# [Job]
Below is a block of data; give all of it again word for word.

# [Material for this exercise]
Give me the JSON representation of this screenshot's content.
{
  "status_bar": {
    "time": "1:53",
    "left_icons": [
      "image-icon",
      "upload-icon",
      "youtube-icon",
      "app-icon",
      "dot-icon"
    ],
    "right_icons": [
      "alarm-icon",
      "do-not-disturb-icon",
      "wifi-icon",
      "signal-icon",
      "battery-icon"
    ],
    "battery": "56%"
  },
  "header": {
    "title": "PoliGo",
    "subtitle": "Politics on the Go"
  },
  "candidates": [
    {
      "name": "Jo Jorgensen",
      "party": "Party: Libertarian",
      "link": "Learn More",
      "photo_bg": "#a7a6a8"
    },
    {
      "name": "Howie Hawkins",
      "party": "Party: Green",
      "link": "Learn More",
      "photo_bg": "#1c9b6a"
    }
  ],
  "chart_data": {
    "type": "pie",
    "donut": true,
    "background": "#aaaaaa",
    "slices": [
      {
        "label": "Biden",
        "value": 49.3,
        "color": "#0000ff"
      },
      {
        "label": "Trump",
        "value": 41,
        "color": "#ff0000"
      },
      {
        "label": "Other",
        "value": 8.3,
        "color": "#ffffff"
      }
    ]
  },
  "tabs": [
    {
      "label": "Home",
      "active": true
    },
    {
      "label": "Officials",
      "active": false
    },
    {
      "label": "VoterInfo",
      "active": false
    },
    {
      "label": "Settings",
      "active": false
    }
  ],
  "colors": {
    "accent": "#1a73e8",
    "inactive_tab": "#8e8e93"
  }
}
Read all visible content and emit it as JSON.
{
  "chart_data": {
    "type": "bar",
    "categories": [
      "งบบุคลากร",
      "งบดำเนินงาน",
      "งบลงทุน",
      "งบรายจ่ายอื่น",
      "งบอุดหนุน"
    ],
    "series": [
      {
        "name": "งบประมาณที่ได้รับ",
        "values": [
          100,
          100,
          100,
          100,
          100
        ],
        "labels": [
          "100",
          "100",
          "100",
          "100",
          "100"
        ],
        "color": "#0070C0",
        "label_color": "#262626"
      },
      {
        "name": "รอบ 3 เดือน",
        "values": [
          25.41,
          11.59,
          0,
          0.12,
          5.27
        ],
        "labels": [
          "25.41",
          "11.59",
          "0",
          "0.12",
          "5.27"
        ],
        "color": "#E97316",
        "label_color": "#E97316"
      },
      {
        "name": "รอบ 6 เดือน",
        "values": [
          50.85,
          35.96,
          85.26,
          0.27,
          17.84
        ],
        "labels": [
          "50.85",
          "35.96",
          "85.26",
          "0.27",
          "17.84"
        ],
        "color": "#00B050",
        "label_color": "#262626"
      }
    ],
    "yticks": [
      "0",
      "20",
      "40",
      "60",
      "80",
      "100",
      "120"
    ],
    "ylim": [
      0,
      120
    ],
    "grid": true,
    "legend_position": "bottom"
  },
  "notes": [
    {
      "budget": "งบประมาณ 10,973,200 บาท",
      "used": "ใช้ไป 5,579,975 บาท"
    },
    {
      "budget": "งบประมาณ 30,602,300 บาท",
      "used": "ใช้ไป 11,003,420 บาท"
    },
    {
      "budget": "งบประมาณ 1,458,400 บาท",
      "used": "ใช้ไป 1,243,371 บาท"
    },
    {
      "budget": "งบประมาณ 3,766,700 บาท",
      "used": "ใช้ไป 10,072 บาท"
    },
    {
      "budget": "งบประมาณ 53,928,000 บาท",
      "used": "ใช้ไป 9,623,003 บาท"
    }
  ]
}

# [Output below]
Give me the JSON representation of this screenshot's content.
{
  "status_bar": {
    "time": "1:53",
    "left_icons": [
      "image-icon",
      "upload-icon",
      "youtube-icon",
      "app-icon",
      "dot-icon"
    ],
    "right_icons": [
      "alarm-icon",
      "do-not-disturb-icon",
      "wifi-icon",
      "signal-icon",
      "battery-icon"
    ],
    "battery": "56%"
  },
  "header": {
    "title": "PoliGo",
    "subtitle": "Politics on the Go"
  },
  "candidates": [
    {
      "name": "Jo Jorgensen",
      "party": "Party: Libertarian",
      "link": "Learn More",
      "photo_bg": "#a7a6a8"
    },
    {
      "name": "Howie Hawkins",
      "party": "Party: Green",
      "link": "Learn More",
      "photo_bg": "#1c9b6a"
    }
  ],
  "chart_data": {
    "type": "pie",
    "donut": true,
    "background": "#aaaaaa",
    "slices": [
      {
        "label": "Biden",
        "value": 49.3,
        "color": "#0000ff"
      },
      {
        "label": "Trump",
        "value": 41,
        "color": "#ff0000"
      },
      {
        "label": "Other",
        "value": 8.3,
        "color": "#ffffff"
      }
    ]
  },
  "tabs": [
    {
      "label": "Home",
      "active": true
    },
    {
      "label": "Officials",
      "active": false
    },
    {
      "label": "VoterInfo",
      "active": false
    },
    {
      "label": "Settings",
      "active": false
    }
  ],
  "colors": {
    "accent": "#1a73e8",
    "inactive_tab": "#8e8e93"
  }
}
Read all visible content and emit it as JSON.
{
  "chart_data": {
    "type": "bar",
    "categories": [
      "งบบุคลากร",
      "งบดำเนินงาน",
      "งบลงทุน",
      "งบรายจ่ายอื่น",
      "งบอุดหนุน"
    ],
    "series": [
      {
        "name": "งบประมาณที่ได้รับ",
        "values": [
          100,
          100,
          100,
          100,
          100
        ],
        "labels": [
          "100",
          "100",
          "100",
          "100",
          "100"
        ],
        "color": "#0070C0",
        "label_color": "#262626"
      },
      {
        "name": "รอบ 3 เดือน",
        "values": [
          25.41,
          11.59,
          0,
          0.12,
          5.27
        ],
        "labels": [
          "25.41",
          "11.59",
          "0",
          "0.12",
          "5.27"
        ],
        "color": "#E97316",
        "label_color": "#E97316"
      },
      {
        "name": "รอบ 6 เดือน",
        "values": [
          50.85,
          35.96,
          85.26,
          0.27,
          17.84
        ],
        "labels": [
          "50.85",
          "35.96",
          "85.26",
          "0.27",
          "17.84"
        ],
        "color": "#00B050",
        "label_color": "#262626"
      }
    ],
    "yticks": [
      "0",
      "20",
      "40",
      "60",
      "80",
      "100",
      "120"
    ],
    "ylim": [
      0,
      120
    ],
    "grid": true,
    "legend_position": "bottom"
  },
  "notes": [
    {
      "budget": "งบประมาณ 10,973,200 บาท",
      "used": "ใช้ไป 5,579,975 บาท"
    },
    {
      "budget": "งบประมาณ 30,602,300 บาท",
      "used": "ใช้ไป 11,003,420 บาท"
    },
    {
      "budget": "งบประมาณ 1,458,400 บาท",
      "used": "ใช้ไป 1,243,371 บาท"
    },
    {
      "budget": "งบประมาณ 3,766,700 บาท",
      "used": "ใช้ไป 10,072 บาท"
    },
    {
      "budget": "งบประมาณ 53,928,000 บาท",
      "used": "ใช้ไป 9,623,003 บาท"
    }
  ]
}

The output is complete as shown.